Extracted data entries
┄┄┄┄┄┄┄┄┄┄
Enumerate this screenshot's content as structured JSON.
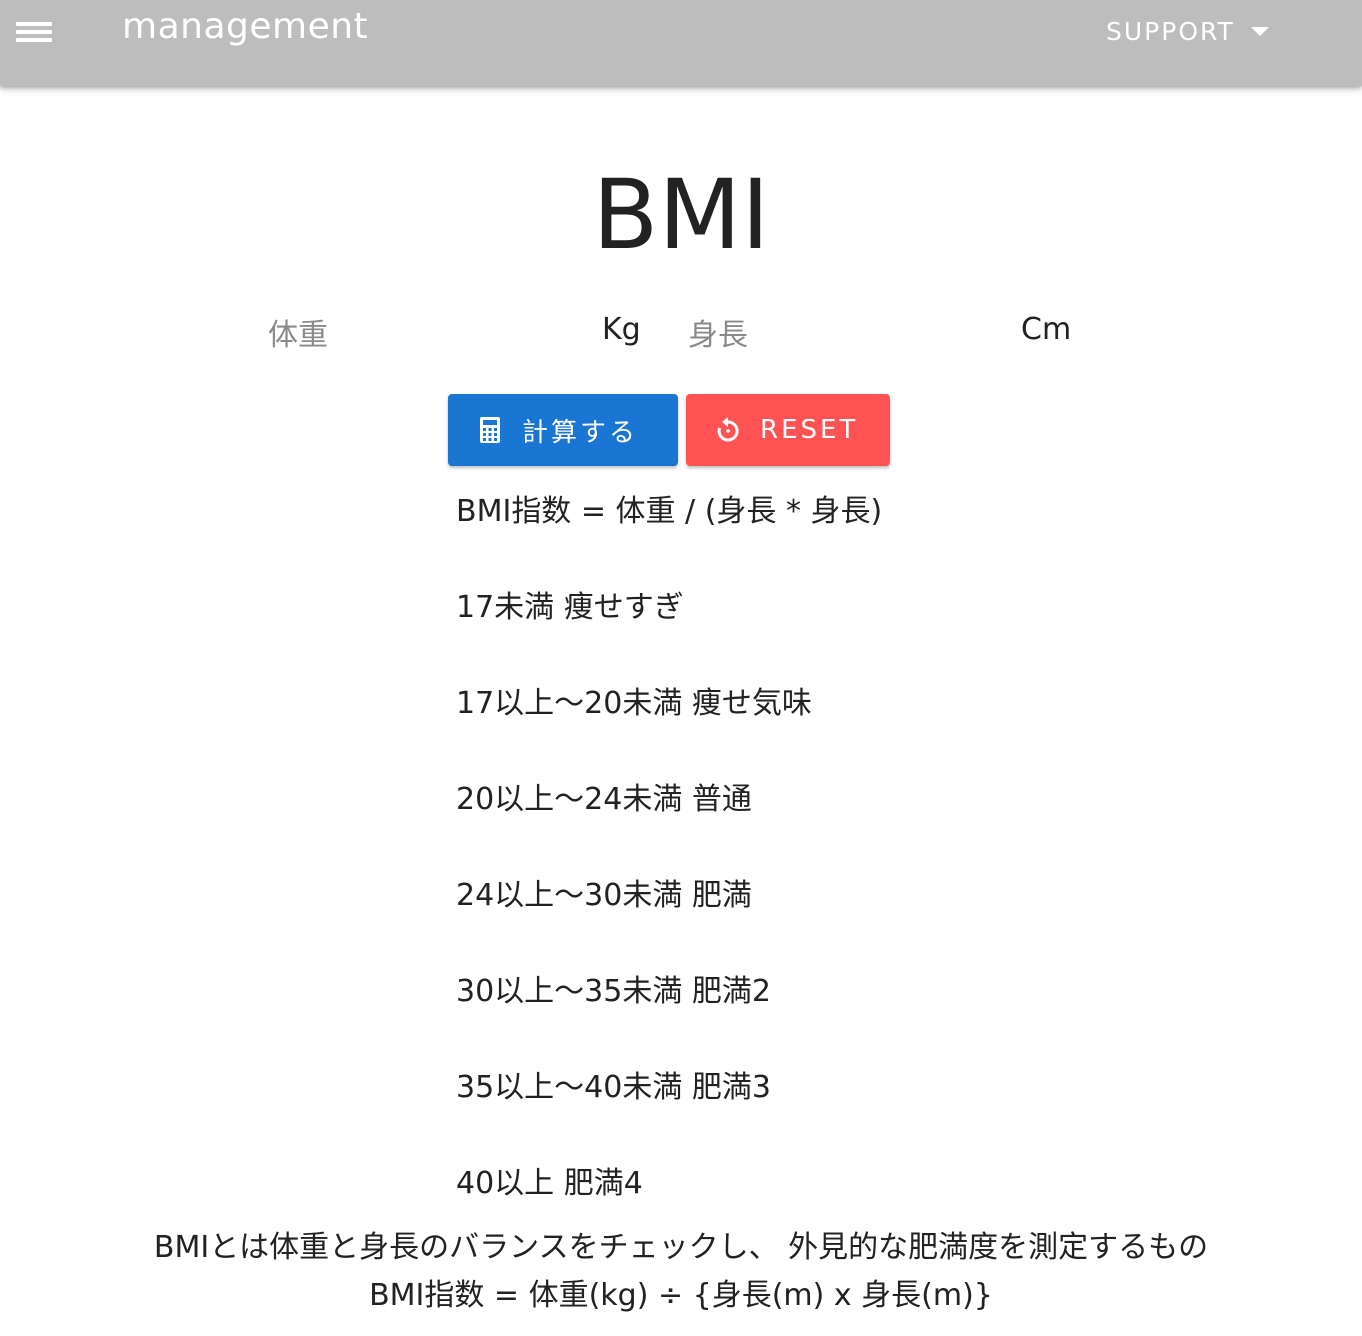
{
  "header": {
    "app_title": "management",
    "support_label": "SUPPORT"
  },
  "main": {
    "title": "BMI",
    "weight": {
      "label": "体重",
      "value": "",
      "unit": "Kg"
    },
    "height": {
      "label": "身長",
      "value": "",
      "unit": "Cm"
    },
    "calculate_label": "計算する",
    "reset_label": "RESET",
    "formula": "BMI指数 = 体重 / (身長 * 身長)",
    "categories": [
      "17未満 痩せすぎ",
      "17以上〜20未満 痩せ気味",
      "20以上〜24未満 普通",
      "24以上〜30未満 肥満",
      "30以上〜35未満 肥満2",
      "35以上〜40未満 肥満3",
      "40以上 肥満4"
    ],
    "description": "BMIとは体重と身長のバランスをチェックし、 外見的な肥満度を測定するもの",
    "description_formula": "BMI指数 = 体重(kg) ÷ {身長(m) x 身長(m)}"
  },
  "colors": {
    "app_bar": "#bdbdbd",
    "primary": "#1976d2",
    "error": "#ff5252"
  },
  "icons": {
    "menu": "hamburger-menu-icon",
    "dropdown": "chevron-down-icon",
    "calculate": "calculator-icon",
    "reset": "restore-icon"
  }
}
┄┄┄┄┄┄┄┄┄┄
Using the material above, set down every line exactly, but skip the pictures.

Enumerate this screenshot's content as structured JSON.
{
  "header": {
    "app_title": "management",
    "support_label": "SUPPORT"
  },
  "main": {
    "title": "BMI",
    "weight": {
      "label": "体重",
      "value": "",
      "unit": "Kg"
    },
    "height": {
      "label": "身長",
      "value": "",
      "unit": "Cm"
    },
    "calculate_label": "計算する",
    "reset_label": "RESET",
    "formula": "BMI指数 = 体重 / (身長 * 身長)",
    "categories": [
      "17未満 痩せすぎ",
      "17以上〜20未満 痩せ気味",
      "20以上〜24未満 普通",
      "24以上〜30未満 肥満",
      "30以上〜35未満 肥満2",
      "35以上〜40未満 肥満3",
      "40以上 肥満4"
    ],
    "description": "BMIとは体重と身長のバランスをチェックし、 外見的な肥満度を測定するもの",
    "description_formula": "BMI指数 = 体重(kg) ÷ {身長(m) x 身長(m)}"
  },
  "colors": {
    "app_bar": "#bdbdbd",
    "primary": "#1976d2",
    "error": "#ff5252"
  },
  "icons": {
    "menu": "hamburger-menu-icon",
    "dropdown": "chevron-down-icon",
    "calculate": "calculator-icon",
    "reset": "restore-icon"
  }
}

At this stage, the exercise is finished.